[Dataset records]
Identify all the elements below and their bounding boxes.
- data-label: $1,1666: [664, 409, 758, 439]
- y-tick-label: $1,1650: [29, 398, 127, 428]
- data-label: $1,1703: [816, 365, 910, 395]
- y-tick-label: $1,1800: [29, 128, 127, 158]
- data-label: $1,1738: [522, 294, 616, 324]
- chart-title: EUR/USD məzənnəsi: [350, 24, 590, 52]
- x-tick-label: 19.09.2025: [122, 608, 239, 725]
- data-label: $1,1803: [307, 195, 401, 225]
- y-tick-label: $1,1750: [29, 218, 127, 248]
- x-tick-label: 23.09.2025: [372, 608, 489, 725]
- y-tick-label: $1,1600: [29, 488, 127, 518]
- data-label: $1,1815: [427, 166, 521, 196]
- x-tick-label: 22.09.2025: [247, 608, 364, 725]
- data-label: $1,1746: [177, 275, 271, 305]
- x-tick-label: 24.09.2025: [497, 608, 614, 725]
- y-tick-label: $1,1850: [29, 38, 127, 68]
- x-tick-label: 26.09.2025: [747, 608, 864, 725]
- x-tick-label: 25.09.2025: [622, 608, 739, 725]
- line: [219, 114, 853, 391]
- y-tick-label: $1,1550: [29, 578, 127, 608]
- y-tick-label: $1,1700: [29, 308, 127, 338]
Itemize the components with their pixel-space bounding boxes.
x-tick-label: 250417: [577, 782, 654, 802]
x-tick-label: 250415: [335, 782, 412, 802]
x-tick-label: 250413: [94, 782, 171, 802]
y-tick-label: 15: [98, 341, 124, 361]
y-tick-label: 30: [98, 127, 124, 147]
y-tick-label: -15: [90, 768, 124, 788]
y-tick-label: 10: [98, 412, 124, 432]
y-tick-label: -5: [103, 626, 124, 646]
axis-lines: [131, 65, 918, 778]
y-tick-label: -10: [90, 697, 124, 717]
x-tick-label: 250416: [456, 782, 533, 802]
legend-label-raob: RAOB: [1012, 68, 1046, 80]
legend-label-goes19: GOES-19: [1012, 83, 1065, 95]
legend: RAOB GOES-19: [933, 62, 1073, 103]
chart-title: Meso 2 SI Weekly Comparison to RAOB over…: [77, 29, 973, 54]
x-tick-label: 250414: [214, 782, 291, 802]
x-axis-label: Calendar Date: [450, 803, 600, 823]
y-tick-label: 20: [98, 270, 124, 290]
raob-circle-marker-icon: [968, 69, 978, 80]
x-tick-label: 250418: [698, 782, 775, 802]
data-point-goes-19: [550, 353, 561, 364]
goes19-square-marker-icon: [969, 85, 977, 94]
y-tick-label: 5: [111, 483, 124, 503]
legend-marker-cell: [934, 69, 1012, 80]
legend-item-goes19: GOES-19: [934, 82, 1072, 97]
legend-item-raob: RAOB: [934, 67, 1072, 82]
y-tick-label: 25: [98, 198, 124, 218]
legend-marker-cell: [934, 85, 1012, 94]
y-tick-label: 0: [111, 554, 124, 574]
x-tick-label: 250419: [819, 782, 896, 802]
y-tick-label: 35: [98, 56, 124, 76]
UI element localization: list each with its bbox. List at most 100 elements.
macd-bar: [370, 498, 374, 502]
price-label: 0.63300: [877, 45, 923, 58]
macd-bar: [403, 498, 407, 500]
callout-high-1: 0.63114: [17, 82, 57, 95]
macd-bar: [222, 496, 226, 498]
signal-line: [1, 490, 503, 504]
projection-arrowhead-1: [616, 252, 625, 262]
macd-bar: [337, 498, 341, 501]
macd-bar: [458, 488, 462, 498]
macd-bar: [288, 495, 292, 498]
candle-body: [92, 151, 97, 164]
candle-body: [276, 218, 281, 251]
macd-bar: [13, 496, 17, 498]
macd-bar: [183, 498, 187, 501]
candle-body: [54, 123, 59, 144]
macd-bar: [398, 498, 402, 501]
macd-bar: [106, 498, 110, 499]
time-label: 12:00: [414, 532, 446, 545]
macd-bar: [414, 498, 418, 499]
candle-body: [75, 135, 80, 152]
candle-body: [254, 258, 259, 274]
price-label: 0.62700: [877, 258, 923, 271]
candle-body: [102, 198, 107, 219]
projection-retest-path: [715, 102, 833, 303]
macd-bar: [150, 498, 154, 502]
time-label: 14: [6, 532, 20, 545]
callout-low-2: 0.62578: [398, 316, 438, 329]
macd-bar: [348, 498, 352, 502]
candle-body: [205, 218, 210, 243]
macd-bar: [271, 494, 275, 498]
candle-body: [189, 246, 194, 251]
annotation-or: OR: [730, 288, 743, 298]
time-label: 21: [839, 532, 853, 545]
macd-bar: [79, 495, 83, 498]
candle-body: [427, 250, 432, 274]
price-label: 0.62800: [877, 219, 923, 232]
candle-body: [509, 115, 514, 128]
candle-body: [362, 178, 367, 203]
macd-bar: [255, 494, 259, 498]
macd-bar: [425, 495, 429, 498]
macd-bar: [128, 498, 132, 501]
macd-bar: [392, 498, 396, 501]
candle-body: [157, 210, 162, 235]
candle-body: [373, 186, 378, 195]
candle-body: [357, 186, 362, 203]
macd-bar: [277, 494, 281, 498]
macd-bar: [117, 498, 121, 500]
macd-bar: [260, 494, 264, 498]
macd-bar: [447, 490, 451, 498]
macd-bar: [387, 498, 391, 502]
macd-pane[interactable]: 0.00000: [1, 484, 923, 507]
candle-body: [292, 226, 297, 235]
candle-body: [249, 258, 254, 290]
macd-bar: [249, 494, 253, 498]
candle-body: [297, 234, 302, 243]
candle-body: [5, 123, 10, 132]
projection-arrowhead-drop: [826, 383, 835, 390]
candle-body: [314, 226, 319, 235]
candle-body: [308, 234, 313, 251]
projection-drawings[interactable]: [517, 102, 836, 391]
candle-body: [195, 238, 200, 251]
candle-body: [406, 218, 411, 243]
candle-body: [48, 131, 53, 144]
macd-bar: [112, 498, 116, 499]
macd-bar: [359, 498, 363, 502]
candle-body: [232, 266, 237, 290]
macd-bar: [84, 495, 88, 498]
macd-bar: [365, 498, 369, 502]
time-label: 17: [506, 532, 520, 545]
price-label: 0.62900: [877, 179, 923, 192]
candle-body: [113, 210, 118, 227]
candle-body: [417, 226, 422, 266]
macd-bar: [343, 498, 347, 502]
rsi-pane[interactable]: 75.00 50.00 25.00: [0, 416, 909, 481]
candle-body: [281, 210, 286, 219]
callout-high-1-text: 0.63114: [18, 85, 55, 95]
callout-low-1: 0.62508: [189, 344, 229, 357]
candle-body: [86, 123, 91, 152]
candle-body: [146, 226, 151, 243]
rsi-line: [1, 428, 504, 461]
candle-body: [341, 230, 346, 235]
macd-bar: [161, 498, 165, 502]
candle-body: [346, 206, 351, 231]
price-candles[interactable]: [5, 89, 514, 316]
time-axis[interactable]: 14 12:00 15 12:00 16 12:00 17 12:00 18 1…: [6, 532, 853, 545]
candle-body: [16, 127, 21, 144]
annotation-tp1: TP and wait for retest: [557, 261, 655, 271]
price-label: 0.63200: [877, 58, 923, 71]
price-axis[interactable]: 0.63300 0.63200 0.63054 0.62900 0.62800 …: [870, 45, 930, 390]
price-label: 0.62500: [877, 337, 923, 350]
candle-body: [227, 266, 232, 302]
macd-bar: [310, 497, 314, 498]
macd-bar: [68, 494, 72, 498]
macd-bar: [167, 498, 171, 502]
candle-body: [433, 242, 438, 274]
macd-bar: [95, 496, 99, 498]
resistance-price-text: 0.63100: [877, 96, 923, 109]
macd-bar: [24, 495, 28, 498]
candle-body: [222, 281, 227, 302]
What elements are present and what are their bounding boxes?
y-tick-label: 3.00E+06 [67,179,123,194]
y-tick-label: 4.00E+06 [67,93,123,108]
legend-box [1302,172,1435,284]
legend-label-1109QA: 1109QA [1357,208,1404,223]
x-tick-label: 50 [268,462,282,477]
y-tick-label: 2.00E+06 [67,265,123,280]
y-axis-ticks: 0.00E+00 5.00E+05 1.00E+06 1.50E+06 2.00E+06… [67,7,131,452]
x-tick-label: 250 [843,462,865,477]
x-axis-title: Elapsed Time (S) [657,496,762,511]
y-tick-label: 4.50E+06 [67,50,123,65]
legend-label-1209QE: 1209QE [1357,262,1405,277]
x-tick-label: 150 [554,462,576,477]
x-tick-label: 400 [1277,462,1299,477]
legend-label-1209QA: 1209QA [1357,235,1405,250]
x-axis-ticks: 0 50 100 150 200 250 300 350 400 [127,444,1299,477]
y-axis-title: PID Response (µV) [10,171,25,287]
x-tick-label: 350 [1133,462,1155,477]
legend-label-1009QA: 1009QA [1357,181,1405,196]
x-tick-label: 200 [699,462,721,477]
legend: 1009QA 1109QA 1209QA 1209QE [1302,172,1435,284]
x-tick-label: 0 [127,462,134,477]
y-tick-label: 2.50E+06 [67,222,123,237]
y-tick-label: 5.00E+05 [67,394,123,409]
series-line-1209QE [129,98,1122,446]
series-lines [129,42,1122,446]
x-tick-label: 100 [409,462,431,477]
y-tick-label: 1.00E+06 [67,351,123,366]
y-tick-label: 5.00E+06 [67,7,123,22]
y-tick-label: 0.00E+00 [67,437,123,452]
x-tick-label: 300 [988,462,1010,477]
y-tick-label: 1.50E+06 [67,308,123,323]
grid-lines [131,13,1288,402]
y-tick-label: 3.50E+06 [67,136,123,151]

§ **PROBLEM TO SOLVE**
Pick out every line of the data above that contains the string `ticks`, and copy each one in full.

§ **EXERCISE SOLUTION**
y-axis-ticks: 0.00E+00 5.00E+05 1.00E+06 1.50E+06 2.00E+06… [67,7,131,452]
x-axis-ticks: 0 50 100 150 200 250 300 350 400 [127,444,1299,477]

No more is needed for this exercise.